> What you are asked to do: Identify, in the records below, every line where the string "source" appears, and copy each such line.

> Input data:

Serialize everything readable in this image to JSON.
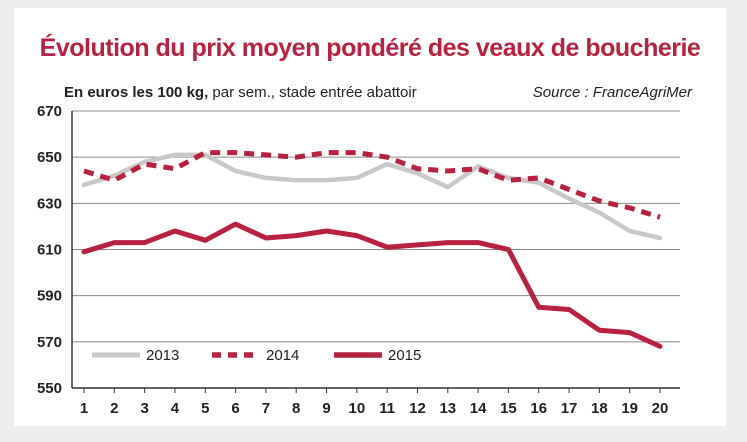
{
  "chart_data": {
    "type": "line",
    "title": "Évolution du prix moyen pondéré des veaux de boucherie",
    "subtitle_bold": "En euros les 100 kg,",
    "subtitle_rest": " par sem., stade entrée abattoir",
    "source": "Source : FranceAgriMer",
    "xlabel": "",
    "ylabel": "",
    "x": [
      1,
      2,
      3,
      4,
      5,
      6,
      7,
      8,
      9,
      10,
      11,
      12,
      13,
      14,
      15,
      16,
      17,
      18,
      19,
      20
    ],
    "ylim": [
      550,
      670
    ],
    "yticks": [
      550,
      570,
      590,
      610,
      630,
      650,
      670
    ],
    "grid": true,
    "legend_position": "bottom-left",
    "series": [
      {
        "name": "2013",
        "color": "#c8c8c8",
        "style": "solid",
        "values": [
          638,
          642,
          648,
          651,
          651,
          644,
          641,
          640,
          640,
          641,
          647,
          643,
          637,
          646,
          641,
          639,
          632,
          626,
          618,
          615
        ]
      },
      {
        "name": "2014",
        "color": "#b8213f",
        "style": "dashed",
        "values": [
          644,
          640,
          647,
          645,
          652,
          652,
          651,
          650,
          652,
          652,
          650,
          645,
          644,
          645,
          640,
          641,
          636,
          631,
          628,
          624
        ]
      },
      {
        "name": "2015",
        "color": "#b8213f",
        "style": "solid",
        "values": [
          609,
          613,
          613,
          618,
          614,
          621,
          615,
          616,
          618,
          616,
          611,
          612,
          613,
          613,
          610,
          585,
          584,
          575,
          574,
          568
        ]
      }
    ]
  }
}
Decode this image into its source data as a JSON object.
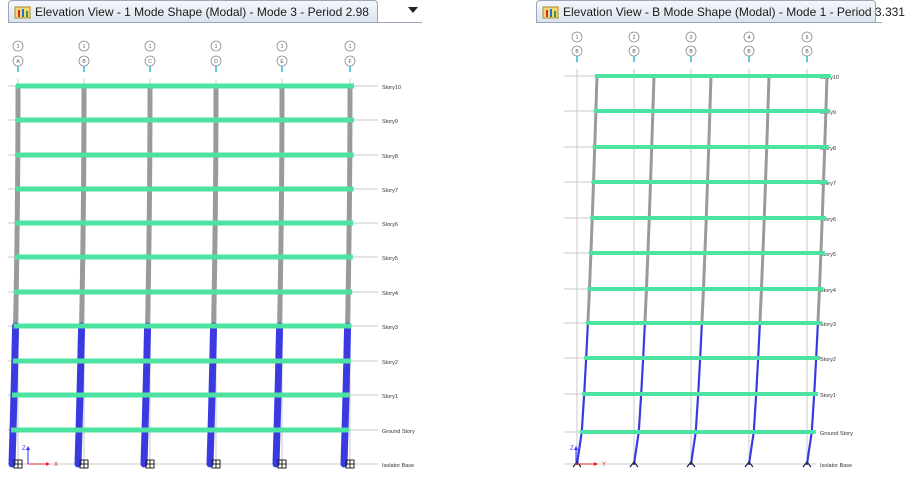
{
  "views": [
    {
      "title": "Elevation View - 1  Mode Shape (Modal) - Mode 3 - Period 2.98",
      "column_bubbles_top": [
        "1",
        "1",
        "1",
        "1",
        "1",
        "1"
      ],
      "column_bubbles_bottom": [
        "A",
        "B",
        "C",
        "D",
        "E",
        "F"
      ],
      "story_labels": [
        "Story10",
        "Story9",
        "Story8",
        "Story7",
        "Story6",
        "Story5",
        "Story4",
        "Story3",
        "Story2",
        "Story1",
        "Ground Story",
        "Isolator Base"
      ],
      "axis_labels": [
        "X",
        "Z"
      ]
    },
    {
      "title": "Elevation View - B  Mode Shape (Modal) - Mode 1 - Period 3.331",
      "column_bubbles_top": [
        "1",
        "2",
        "3",
        "4",
        "5"
      ],
      "column_bubbles_bottom": [
        "B",
        "B",
        "B",
        "B",
        "B"
      ],
      "story_labels": [
        "Story10",
        "Story9",
        "Story8",
        "Story7",
        "Story6",
        "Story5",
        "Story4",
        "Story3",
        "Story2",
        "Story1",
        "Ground Story",
        "Isolator Base"
      ],
      "axis_labels": [
        "Y",
        "Z"
      ]
    }
  ],
  "colors": {
    "beam": "#4ce3a0",
    "column_upper": "#9a9a9a",
    "column_lower": "#3a3ae0",
    "grid": "#c8c8c8",
    "bubble": "#8a8a8a",
    "bubble_tick": "#22b4d8",
    "axis": "#e02020"
  },
  "dropdown_icon": "chevron-down-icon",
  "window_icon": "etabs-window-icon"
}
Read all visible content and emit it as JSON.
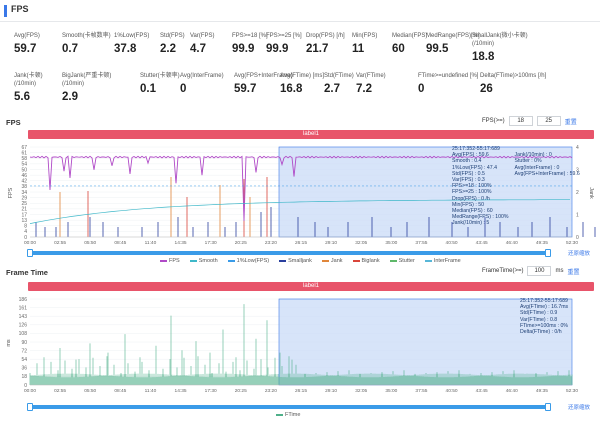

> Worked solution:
    "source": "Source : FranceAgriMer",
Decode this image into its source data as a JSON object.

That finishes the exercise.